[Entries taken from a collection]
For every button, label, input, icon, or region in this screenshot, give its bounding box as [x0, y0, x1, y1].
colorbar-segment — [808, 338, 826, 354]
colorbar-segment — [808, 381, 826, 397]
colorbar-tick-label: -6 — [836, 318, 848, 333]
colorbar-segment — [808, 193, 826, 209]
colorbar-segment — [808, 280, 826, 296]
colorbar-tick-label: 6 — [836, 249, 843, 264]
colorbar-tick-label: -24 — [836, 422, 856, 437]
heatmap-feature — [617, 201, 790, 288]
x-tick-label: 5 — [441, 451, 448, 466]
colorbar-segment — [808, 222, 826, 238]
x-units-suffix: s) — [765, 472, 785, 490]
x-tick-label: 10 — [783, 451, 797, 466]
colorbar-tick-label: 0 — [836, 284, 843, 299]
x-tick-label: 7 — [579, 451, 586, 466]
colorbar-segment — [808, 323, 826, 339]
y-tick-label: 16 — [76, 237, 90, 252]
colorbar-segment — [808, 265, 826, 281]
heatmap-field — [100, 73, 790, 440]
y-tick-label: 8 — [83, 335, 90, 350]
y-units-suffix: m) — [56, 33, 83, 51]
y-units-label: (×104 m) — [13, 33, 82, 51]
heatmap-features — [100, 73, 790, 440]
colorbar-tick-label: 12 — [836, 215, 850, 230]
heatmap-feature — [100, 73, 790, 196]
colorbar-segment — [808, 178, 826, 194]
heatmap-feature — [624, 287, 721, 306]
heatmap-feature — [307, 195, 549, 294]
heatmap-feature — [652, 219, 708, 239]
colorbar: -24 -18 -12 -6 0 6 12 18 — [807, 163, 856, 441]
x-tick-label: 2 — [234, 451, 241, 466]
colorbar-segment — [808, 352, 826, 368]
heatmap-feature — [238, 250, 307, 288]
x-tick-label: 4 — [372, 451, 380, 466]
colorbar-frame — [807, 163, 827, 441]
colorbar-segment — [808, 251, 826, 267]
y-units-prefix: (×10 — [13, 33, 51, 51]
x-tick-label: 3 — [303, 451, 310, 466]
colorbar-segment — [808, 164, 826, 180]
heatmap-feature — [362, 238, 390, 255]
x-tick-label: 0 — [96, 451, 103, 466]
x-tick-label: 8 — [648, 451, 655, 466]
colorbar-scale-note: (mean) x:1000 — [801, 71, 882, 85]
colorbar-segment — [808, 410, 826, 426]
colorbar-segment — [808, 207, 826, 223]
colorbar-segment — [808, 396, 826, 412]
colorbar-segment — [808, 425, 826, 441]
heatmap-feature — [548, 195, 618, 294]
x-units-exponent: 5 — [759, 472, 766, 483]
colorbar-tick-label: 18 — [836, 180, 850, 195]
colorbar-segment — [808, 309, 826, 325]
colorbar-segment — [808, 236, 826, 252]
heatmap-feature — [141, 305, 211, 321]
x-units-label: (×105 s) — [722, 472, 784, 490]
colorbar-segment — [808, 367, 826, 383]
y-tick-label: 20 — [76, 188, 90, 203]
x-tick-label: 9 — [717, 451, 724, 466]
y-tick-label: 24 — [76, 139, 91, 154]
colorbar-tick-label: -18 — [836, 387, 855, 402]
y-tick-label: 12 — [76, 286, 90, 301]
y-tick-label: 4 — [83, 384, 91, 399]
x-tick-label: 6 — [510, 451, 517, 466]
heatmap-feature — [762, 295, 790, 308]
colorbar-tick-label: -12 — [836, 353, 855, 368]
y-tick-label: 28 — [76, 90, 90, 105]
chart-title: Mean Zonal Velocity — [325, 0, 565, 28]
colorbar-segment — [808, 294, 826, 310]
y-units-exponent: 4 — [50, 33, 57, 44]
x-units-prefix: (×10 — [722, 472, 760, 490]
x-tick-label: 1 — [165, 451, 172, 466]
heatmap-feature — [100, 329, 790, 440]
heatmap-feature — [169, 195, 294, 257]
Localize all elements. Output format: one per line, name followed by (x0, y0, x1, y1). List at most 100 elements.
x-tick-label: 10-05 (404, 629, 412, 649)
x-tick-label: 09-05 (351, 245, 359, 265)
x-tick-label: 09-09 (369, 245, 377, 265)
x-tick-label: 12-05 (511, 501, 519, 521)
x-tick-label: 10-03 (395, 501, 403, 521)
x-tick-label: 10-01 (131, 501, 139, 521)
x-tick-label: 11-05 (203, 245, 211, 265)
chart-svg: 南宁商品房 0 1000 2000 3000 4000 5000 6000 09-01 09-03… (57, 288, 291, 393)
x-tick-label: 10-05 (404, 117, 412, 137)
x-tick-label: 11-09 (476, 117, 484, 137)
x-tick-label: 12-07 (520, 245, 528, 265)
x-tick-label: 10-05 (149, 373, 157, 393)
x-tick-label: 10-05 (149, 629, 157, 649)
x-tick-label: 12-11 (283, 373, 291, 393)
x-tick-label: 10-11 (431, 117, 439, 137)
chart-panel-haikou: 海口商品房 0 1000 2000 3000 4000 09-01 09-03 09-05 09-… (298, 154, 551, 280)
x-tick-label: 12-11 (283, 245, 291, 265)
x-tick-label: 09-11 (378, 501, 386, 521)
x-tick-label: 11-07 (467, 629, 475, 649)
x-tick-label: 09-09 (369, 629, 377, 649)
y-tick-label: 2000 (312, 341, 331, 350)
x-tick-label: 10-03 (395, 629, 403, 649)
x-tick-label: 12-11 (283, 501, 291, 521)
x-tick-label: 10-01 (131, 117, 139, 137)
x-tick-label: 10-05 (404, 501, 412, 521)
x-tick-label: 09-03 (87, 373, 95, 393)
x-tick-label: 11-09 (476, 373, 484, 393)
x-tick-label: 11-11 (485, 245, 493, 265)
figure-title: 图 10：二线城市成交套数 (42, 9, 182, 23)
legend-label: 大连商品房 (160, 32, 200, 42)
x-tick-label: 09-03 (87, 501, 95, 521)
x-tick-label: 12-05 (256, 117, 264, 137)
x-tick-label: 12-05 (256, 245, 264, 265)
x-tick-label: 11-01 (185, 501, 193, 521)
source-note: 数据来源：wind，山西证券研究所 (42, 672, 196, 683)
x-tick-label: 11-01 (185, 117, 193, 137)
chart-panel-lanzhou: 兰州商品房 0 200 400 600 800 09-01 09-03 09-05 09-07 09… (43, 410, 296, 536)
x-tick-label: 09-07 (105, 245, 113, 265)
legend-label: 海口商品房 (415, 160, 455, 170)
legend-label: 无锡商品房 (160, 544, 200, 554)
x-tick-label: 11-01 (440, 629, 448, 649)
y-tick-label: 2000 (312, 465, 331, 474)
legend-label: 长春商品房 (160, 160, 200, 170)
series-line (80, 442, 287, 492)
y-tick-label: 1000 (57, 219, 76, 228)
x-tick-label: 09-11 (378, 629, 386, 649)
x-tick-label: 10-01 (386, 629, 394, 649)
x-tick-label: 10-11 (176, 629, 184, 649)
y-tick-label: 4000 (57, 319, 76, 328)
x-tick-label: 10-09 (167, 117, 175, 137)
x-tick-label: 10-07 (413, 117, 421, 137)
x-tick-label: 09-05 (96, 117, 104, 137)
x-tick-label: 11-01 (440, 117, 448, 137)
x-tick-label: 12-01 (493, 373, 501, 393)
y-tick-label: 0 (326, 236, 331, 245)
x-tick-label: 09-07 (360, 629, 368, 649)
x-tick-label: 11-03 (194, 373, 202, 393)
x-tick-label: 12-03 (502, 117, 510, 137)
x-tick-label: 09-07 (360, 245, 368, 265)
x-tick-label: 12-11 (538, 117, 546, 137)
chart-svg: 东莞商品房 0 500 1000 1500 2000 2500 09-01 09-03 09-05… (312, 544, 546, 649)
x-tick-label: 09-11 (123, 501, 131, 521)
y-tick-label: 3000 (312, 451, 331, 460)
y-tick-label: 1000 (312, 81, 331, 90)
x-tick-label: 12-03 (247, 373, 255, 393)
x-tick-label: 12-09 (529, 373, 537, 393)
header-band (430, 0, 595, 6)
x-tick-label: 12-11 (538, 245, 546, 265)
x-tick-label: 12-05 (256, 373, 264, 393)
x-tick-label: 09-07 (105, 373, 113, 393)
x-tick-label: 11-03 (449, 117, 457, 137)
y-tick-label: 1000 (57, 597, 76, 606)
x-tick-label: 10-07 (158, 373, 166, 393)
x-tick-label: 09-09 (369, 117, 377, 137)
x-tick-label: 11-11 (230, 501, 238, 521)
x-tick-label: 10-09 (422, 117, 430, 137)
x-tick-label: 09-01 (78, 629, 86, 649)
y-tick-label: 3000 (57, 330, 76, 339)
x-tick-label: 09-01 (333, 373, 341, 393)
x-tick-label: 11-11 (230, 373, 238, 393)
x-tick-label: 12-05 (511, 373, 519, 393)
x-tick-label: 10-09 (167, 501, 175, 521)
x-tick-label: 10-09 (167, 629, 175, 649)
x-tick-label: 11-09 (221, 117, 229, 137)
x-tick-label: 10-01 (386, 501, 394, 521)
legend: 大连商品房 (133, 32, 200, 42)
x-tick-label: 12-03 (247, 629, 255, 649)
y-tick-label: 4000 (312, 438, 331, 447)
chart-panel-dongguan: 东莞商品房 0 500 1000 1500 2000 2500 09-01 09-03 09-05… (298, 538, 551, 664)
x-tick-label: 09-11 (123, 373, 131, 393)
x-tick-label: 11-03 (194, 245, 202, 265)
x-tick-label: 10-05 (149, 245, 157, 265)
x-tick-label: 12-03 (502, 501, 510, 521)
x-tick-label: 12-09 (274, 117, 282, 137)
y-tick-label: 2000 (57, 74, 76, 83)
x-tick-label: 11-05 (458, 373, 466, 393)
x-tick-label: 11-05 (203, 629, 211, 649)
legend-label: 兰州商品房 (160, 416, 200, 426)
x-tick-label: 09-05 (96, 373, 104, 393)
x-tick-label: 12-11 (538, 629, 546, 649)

GOAL:
Return the lines of data from the start through the line holding "x-tick-label: 8 — [648, 451, 655, 466]", inclusive, reproducing each one without change.

SOLUTION FOR THIS PROBLEM:
For every button, label, input, icon, or region in this screenshot, give its bounding box as [x0, y0, x1, y1].
colorbar-segment — [808, 338, 826, 354]
colorbar-segment — [808, 381, 826, 397]
colorbar-tick-label: -6 — [836, 318, 848, 333]
colorbar-segment — [808, 193, 826, 209]
colorbar-segment — [808, 280, 826, 296]
colorbar-tick-label: 6 — [836, 249, 843, 264]
colorbar-tick-label: -24 — [836, 422, 856, 437]
heatmap-feature — [617, 201, 790, 288]
x-tick-label: 5 — [441, 451, 448, 466]
colorbar-segment — [808, 222, 826, 238]
x-units-suffix: s) — [765, 472, 785, 490]
x-tick-label: 10 — [783, 451, 797, 466]
colorbar-tick-label: 0 — [836, 284, 843, 299]
x-tick-label: 7 — [579, 451, 586, 466]
colorbar-segment — [808, 323, 826, 339]
y-tick-label: 16 — [76, 237, 90, 252]
colorbar-segment — [808, 265, 826, 281]
heatmap-field — [100, 73, 790, 440]
y-tick-label: 8 — [83, 335, 90, 350]
y-units-suffix: m) — [56, 33, 83, 51]
y-units-label: (×104 m) — [13, 33, 82, 51]
heatmap-features — [100, 73, 790, 440]
colorbar-tick-label: 12 — [836, 215, 850, 230]
heatmap-feature — [100, 73, 790, 196]
colorbar-segment — [808, 178, 826, 194]
heatmap-feature — [624, 287, 721, 306]
heatmap-feature — [307, 195, 549, 294]
heatmap-feature — [652, 219, 708, 239]
colorbar: -24 -18 -12 -6 0 6 12 18 — [807, 163, 856, 441]
x-tick-label: 2 — [234, 451, 241, 466]
colorbar-segment — [808, 352, 826, 368]
heatmap-feature — [238, 250, 307, 288]
x-tick-label: 4 — [372, 451, 380, 466]
colorbar-frame — [807, 163, 827, 441]
colorbar-segment — [808, 251, 826, 267]
y-units-prefix: (×10 — [13, 33, 51, 51]
x-tick-label: 3 — [303, 451, 310, 466]
colorbar-segment — [808, 164, 826, 180]
heatmap-feature — [362, 238, 390, 255]
x-tick-label: 0 — [96, 451, 103, 466]
x-tick-label: 8 — [648, 451, 655, 466]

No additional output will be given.